* _Goal_: All records must be quoted exactly. Omit the pictures.

***

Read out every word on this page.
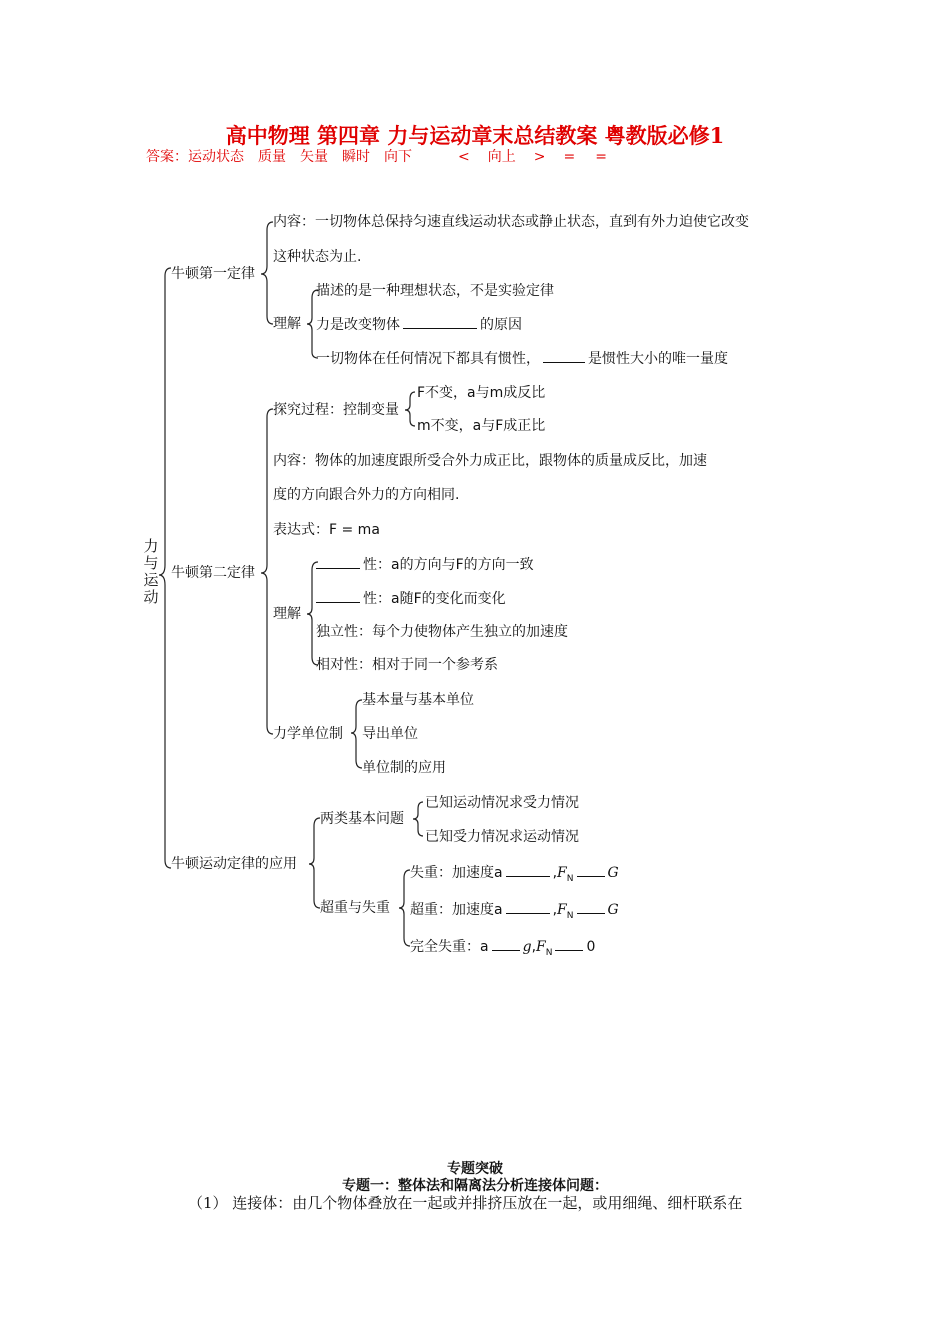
高中物理 第四章 力与运动章末总结教案 粤教版必修1
答案：运动状态 质量 矢量 瞬时 向下	< 向上 > = =
力与运动
牛顿第一定律
内容：一切物体总保持匀速直线运动状态或静止状态，直到有外力迫使它改变
这种状态为止.
理解
描述的是一种理想状态，不是实验定律
力是改变物体	的原因
一切物体在任何情况下都具有惯性，	是惯性大小的唯一量度
牛顿第二定律
探究过程：控制变量
F不变，a与m成反比
m不变，a与F成正比
内容：物体的加速度跟所受合外力成正比，跟物体的质量成反比，加速
度的方向跟合外力的方向相同.
表达式：F = ma
理解
性：a的方向与F的方向一致
性：a随F的变化而变化
独立性：每个力使物体产生独立的加速度
相对性：相对于同一个参考系
力学单位制
基本量与基本单位
导出单位
单位制的应用
牛顿运动定律的应用
两类基本问题
已知运动情况求受力情况
已知受力情况求运动情况
超重与失重
失重：加速度a	$,F_N$ G
超重：加速度a	$,F_N$ G
完全失重：a $g,F_N$ 0
专题突破
专题一：整体法和隔离法分析连接体问题：
（1） 连接体：由几个物体叠放在一起或并排挤压放在一起，或用细绳、细杆联系在
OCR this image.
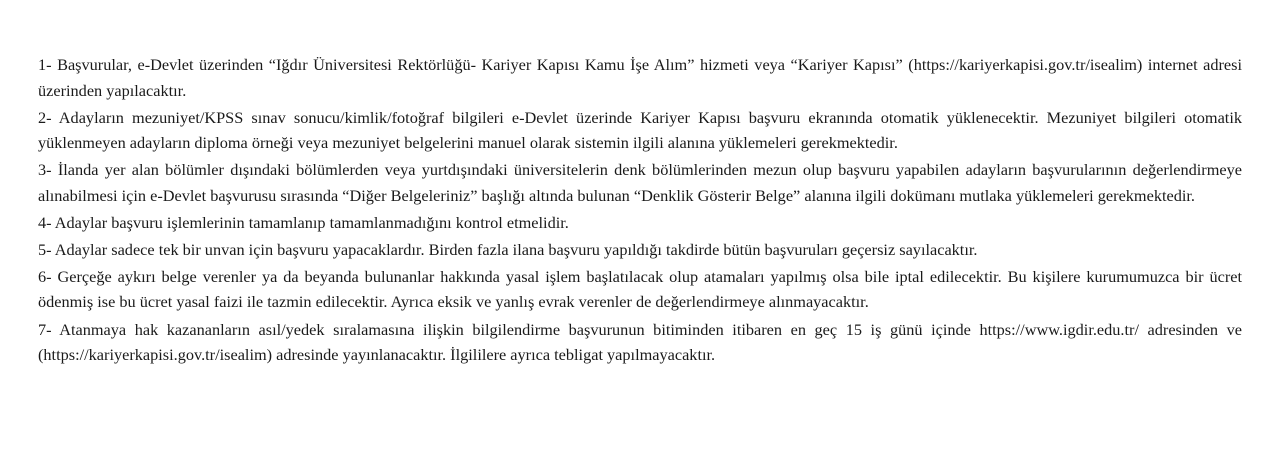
1- Başvurular, e-Devlet üzerinden “Iğdır Üniversitesi Rektörlüğü- Kariyer Kapısı Kamu İşe Alım” hizmeti veya “Kariyer Kapısı” (https://kariyerkapisi.gov.tr/isealim) internet adresi üzerinden yapılacaktır.

2- Adayların mezuniyet/KPSS sınav sonucu/kimlik/fotoğraf bilgileri e-Devlet üzerinde Kariyer Kapısı başvuru ekranında otomatik yüklenecektir. Mezuniyet bilgileri otomatik yüklenmeyen adayların diploma örneği veya mezuniyet belgelerini manuel olarak sistemin ilgili alanına yüklemeleri gerekmektedir.

3- İlanda yer alan bölümler dışındaki bölümlerden veya yurtdışındaki üniversitelerin denk bölümlerinden mezun olup başvuru yapabilen adayların başvurularının değerlendirmeye alınabilmesi için e-Devlet başvurusu sırasında “Diğer Belgeleriniz” başlığı altında bulunan “Denklik Gösterir Belge” alanına ilgili dokümanı mutlaka yüklemeleri gerekmektedir.

4- Adaylar başvuru işlemlerinin tamamlanıp tamamlanmadığını kontrol etmelidir.

5- Adaylar sadece tek bir unvan için başvuru yapacaklardır. Birden fazla ilana başvuru yapıldığı takdirde bütün başvuruları geçersiz sayılacaktır.

6- Gerçeğe aykırı belge verenler ya da beyanda bulunanlar hakkında yasal işlem başlatılacak olup atamaları yapılmış olsa bile iptal edilecektir. Bu kişilere kurumumuzca bir ücret ödenmiş ise bu ücret yasal faizi ile tazmin edilecektir. Ayrıca eksik ve yanlış evrak verenler de değerlendirmeye alınmayacaktır.

7- Atanmaya hak kazananların asıl/yedek sıralamasına ilişkin bilgilendirme başvurunun bitiminden itibaren en geç 15 iş günü içinde https://www.igdir.edu.tr/ adresinden ve (https://kariyerkapisi.gov.tr/isealim) adresinde yayınlanacaktır. İlgililere ayrıca tebligat yapılmayacaktır.
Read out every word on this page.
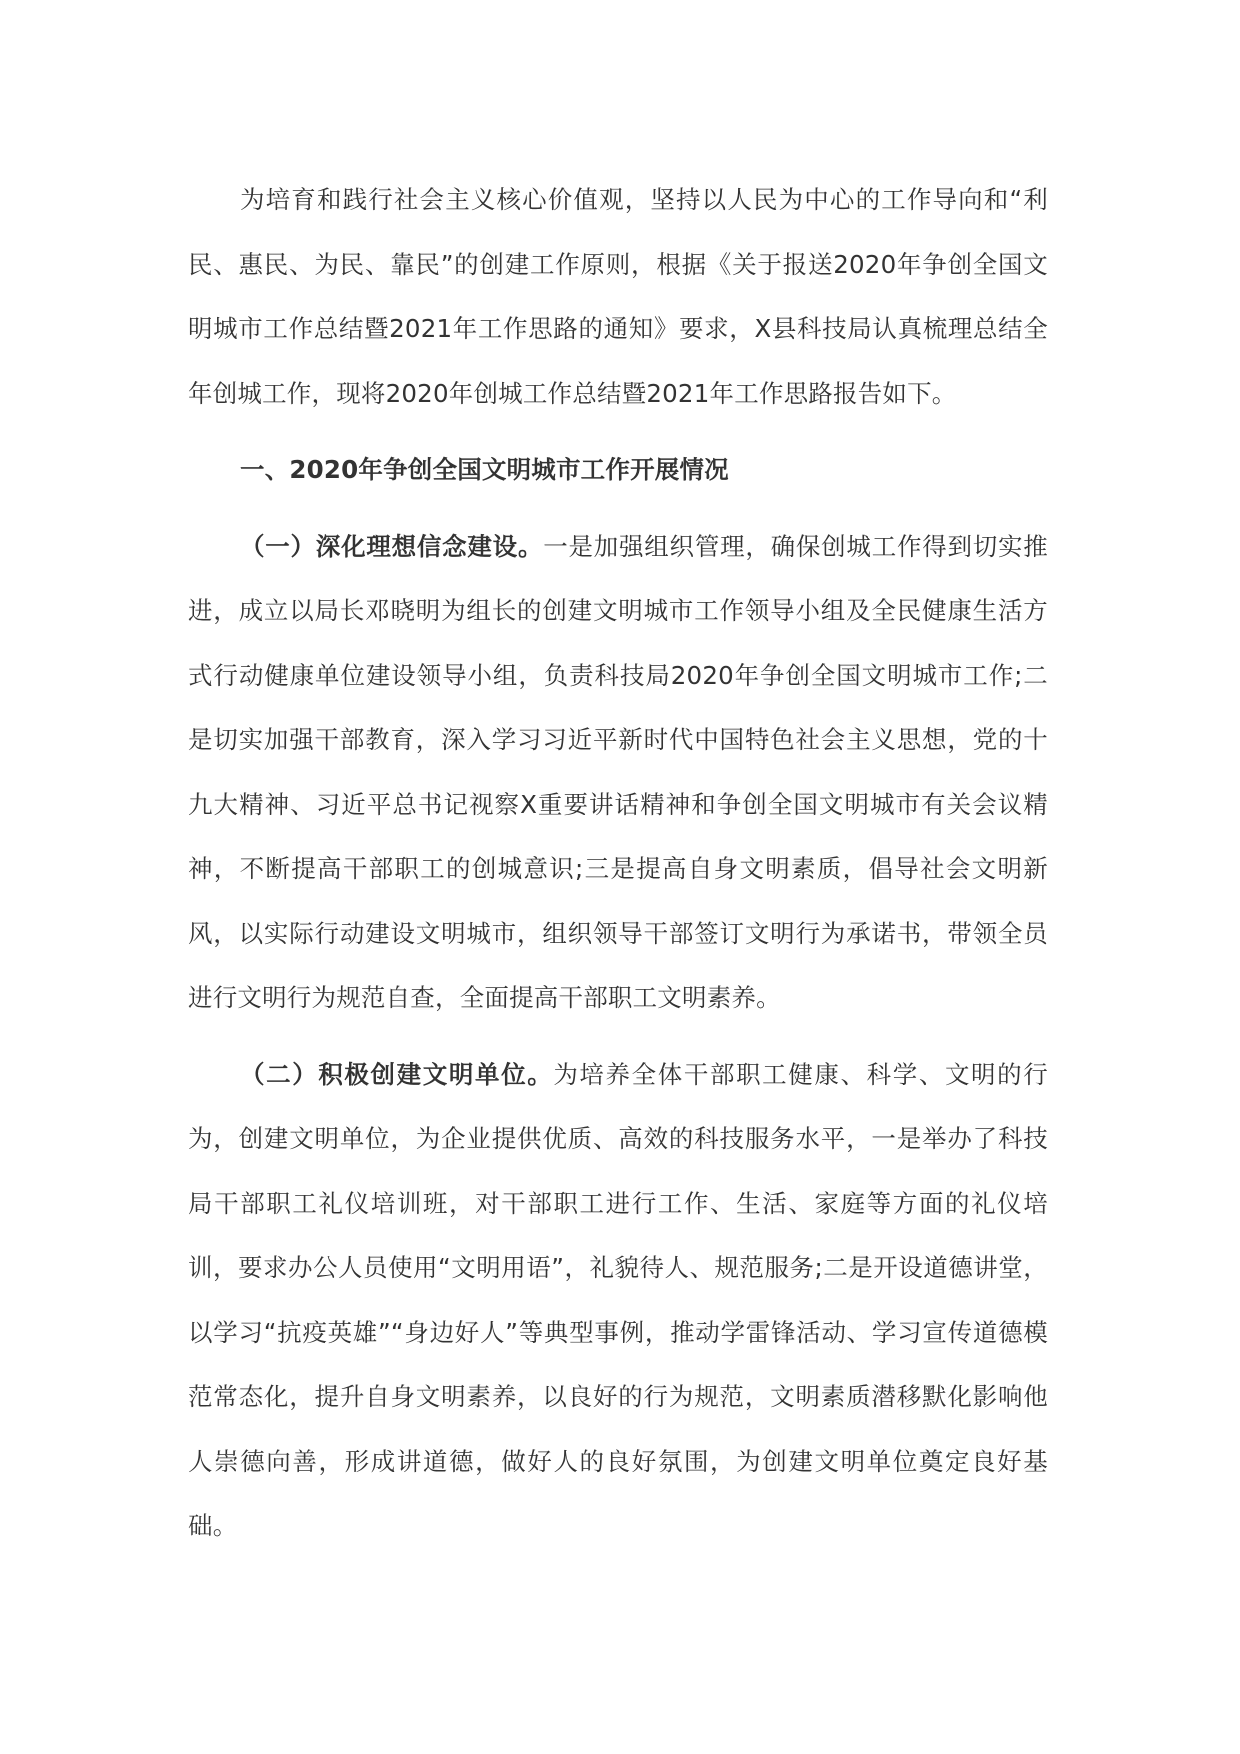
为培育和践行社会主义核心价值观，坚持以人民为中心的工作导向和“利民、惠民、为民、靠民”的创建工作原则，根据《关于报送2020年争创全国文明城市工作总结暨2021年工作思路的通知》要求，X县科技局认真梳理总结全年创城工作，现将2020年创城工作总结暨2021年工作思路报告如下。

一、2020年争创全国文明城市工作开展情况

（一）深化理想信念建设。一是加强组织管理，确保创城工作得到切实推进，成立以局长邓晓明为组长的创建文明城市工作领导小组及全民健康生活方式行动健康单位建设领导小组，负责科技局2020年争创全国文明城市工作;二是切实加强干部教育，深入学习习近平新时代中国特色社会主义思想，党的十九大精神、习近平总书记视察X重要讲话精神和争创全国文明城市有关会议精神，不断提高干部职工的创城意识;三是提高自身文明素质，倡导社会文明新风，以实际行动建设文明城市，组织领导干部签订文明行为承诺书，带领全员进行文明行为规范自查，全面提高干部职工文明素养。

（二）积极创建文明单位。为培养全体干部职工健康、科学、文明的行为，创建文明单位，为企业提供优质、高效的科技服务水平，一是举办了科技局干部职工礼仪培训班，对干部职工进行工作、生活、家庭等方面的礼仪培训，要求办公人员使用“文明用语”，礼貌待人、规范服务;二是开设道德讲堂，以学习“抗疫英雄”“身边好人”等典型事例，推动学雷锋活动、学习宣传道德模范常态化，提升自身文明素养，以良好的行为规范，文明素质潜移默化影响他人崇德向善，形成讲道德，做好人的良好氛围，为创建文明单位奠定良好基础。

***

* _Expected answer_:
Read out every word on this page.
高中物理 第四章 力与运动章末总结教案 粤教版必修1
答案：运动状态 质量 矢量 瞬时 向下	< 向上 > = =
力与运动
牛顿第一定律
内容：一切物体总保持匀速直线运动状态或静止状态，直到有外力迫使它改变
这种状态为止.
理解
描述的是一种理想状态，不是实验定律
力是改变物体	的原因
一切物体在任何情况下都具有惯性，	是惯性大小的唯一量度
牛顿第二定律
探究过程：控制变量
F不变，a与m成反比
m不变，a与F成正比
内容：物体的加速度跟所受合外力成正比，跟物体的质量成反比，加速
度的方向跟合外力的方向相同.
表达式：F = ma
理解
性：a的方向与F的方向一致
性：a随F的变化而变化
独立性：每个力使物体产生独立的加速度
相对性：相对于同一个参考系
力学单位制
基本量与基本单位
导出单位
单位制的应用
牛顿运动定律的应用
两类基本问题
已知运动情况求受力情况
已知受力情况求运动情况
超重与失重
失重：加速度a	$,F_N$ G
超重：加速度a	$,F_N$ G
完全失重：a $g,F_N$ 0
专题突破
专题一：整体法和隔离法分析连接体问题：
（1） 连接体：由几个物体叠放在一起或并排挤压放在一起，或用细绳、细杆联系在
OCR this image.
1- Başvurular, e-Devlet üzerinden “Iğdır Üniversitesi Rektörlüğü- Kariyer Kapısı Kamu İşe Alım” hizmeti veya “Kariyer Kapısı” (https://kariyerkapisi.gov.tr/isealim) internet adresi üzerinden yapılacaktır.

2- Adayların mezuniyet/KPSS sınav sonucu/kimlik/fotoğraf bilgileri e-Devlet üzerinde Kariyer Kapısı başvuru ekranında otomatik yüklenecektir. Mezuniyet bilgileri otomatik yüklenmeyen adayların diploma örneği veya mezuniyet belgelerini manuel olarak sistemin ilgili alanına yüklemeleri gerekmektedir.

3- İlanda yer alan bölümler dışındaki bölümlerden veya yurtdışındaki üniversitelerin denk bölümlerinden mezun olup başvuru yapabilen adayların başvurularının değerlendirmeye alınabilmesi için e-Devlet başvurusu sırasında “Diğer Belgeleriniz” başlığı altında bulunan “Denklik Gösterir Belge” alanına ilgili dokümanı mutlaka yüklemeleri gerekmektedir.

4- Adaylar başvuru işlemlerinin tamamlanıp tamamlanmadığını kontrol etmelidir.

5- Adaylar sadece tek bir unvan için başvuru yapacaklardır. Birden fazla ilana başvuru yapıldığı takdirde bütün başvuruları geçersiz sayılacaktır.

6- Gerçeğe aykırı belge verenler ya da beyanda bulunanlar hakkında yasal işlem başlatılacak olup atamaları yapılmış olsa bile iptal edilecektir. Bu kişilere kurumumuzca bir ücret ödenmiş ise bu ücret yasal faizi ile tazmin edilecektir. Ayrıca eksik ve yanlış evrak verenler de değerlendirmeye alınmayacaktır.

7- Atanmaya hak kazananların asıl/yedek sıralamasına ilişkin bilgilendirme başvurunun bitiminden itibaren en geç 15 iş günü içinde https://www.igdir.edu.tr/ adresinden ve (https://kariyerkapisi.gov.tr/isealim) adresinde yayınlanacaktır. İlgililere ayrıca tebligat yapılmayacaktır.
Read out every word on this page.
为培育和践行社会主义核心价值观，坚持以人民为中心的工作导向和“利民、惠民、为民、靠民”的创建工作原则，根据《关于报送2020年争创全国文明城市工作总结暨2021年工作思路的通知》要求，X县科技局认真梳理总结全年创城工作，现将2020年创城工作总结暨2021年工作思路报告如下。

一、2020年争创全国文明城市工作开展情况

（一）深化理想信念建设。一是加强组织管理，确保创城工作得到切实推进，成立以局长邓晓明为组长的创建文明城市工作领导小组及全民健康生活方式行动健康单位建设领导小组，负责科技局2020年争创全国文明城市工作;二是切实加强干部教育，深入学习习近平新时代中国特色社会主义思想，党的十九大精神、习近平总书记视察X重要讲话精神和争创全国文明城市有关会议精神，不断提高干部职工的创城意识;三是提高自身文明素质，倡导社会文明新风，以实际行动建设文明城市，组织领导干部签订文明行为承诺书，带领全员进行文明行为规范自查，全面提高干部职工文明素养。

（二）积极创建文明单位。为培养全体干部职工健康、科学、文明的行为，创建文明单位，为企业提供优质、高效的科技服务水平，一是举办了科技局干部职工礼仪培训班，对干部职工进行工作、生活、家庭等方面的礼仪培训，要求办公人员使用“文明用语”，礼貌待人、规范服务;二是开设道德讲堂，以学习“抗疫英雄”“身边好人”等典型事例，推动学雷锋活动、学习宣传道德模范常态化，提升自身文明素养，以良好的行为规范，文明素质潜移默化影响他人崇德向善，形成讲道德，做好人的良好氛围，为创建文明单位奠定良好基础。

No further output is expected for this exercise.